EXERCISE AIM
Locate each line of the material that contains "name", then return it.

^^^^^^^^^^^^^^^^

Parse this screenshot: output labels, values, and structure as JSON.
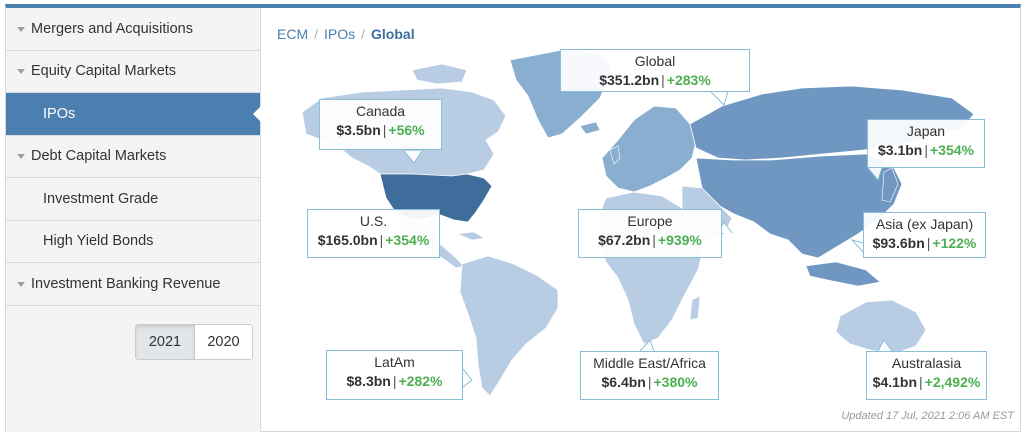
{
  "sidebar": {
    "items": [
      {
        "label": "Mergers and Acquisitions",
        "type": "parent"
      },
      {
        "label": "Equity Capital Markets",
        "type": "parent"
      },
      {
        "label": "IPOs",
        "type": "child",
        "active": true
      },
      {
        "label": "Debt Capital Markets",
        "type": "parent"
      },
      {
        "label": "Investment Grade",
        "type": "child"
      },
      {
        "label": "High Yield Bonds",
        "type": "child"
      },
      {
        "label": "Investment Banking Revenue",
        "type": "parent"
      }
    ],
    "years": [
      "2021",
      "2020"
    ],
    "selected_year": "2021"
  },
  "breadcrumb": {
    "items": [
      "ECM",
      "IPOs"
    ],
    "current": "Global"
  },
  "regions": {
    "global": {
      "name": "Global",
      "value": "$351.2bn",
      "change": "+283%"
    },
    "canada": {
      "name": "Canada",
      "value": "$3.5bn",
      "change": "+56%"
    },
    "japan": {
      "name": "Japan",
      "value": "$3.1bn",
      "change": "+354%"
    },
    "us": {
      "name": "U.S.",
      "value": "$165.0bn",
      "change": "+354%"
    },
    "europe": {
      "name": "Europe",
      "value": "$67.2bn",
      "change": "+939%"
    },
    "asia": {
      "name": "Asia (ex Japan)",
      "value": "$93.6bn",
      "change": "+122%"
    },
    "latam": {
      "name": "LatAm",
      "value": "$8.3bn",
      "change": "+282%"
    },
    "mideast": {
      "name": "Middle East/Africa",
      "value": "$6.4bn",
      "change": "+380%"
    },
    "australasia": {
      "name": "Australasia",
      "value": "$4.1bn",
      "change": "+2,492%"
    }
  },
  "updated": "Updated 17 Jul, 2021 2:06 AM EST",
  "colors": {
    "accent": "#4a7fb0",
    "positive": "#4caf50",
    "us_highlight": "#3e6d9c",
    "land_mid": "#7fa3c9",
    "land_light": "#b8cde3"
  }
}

^^^^^^^^^^^^^^^^

EXERCISE RESPONSE
      "name": "Global",
      "name": "Canada",
      "name": "Japan",
      "name": "U.S.",
      "name": "Europe",
      "name": "Asia (ex Japan)",
      "name": "LatAm",
      "name": "Middle East/Africa",
      "name": "Australasia",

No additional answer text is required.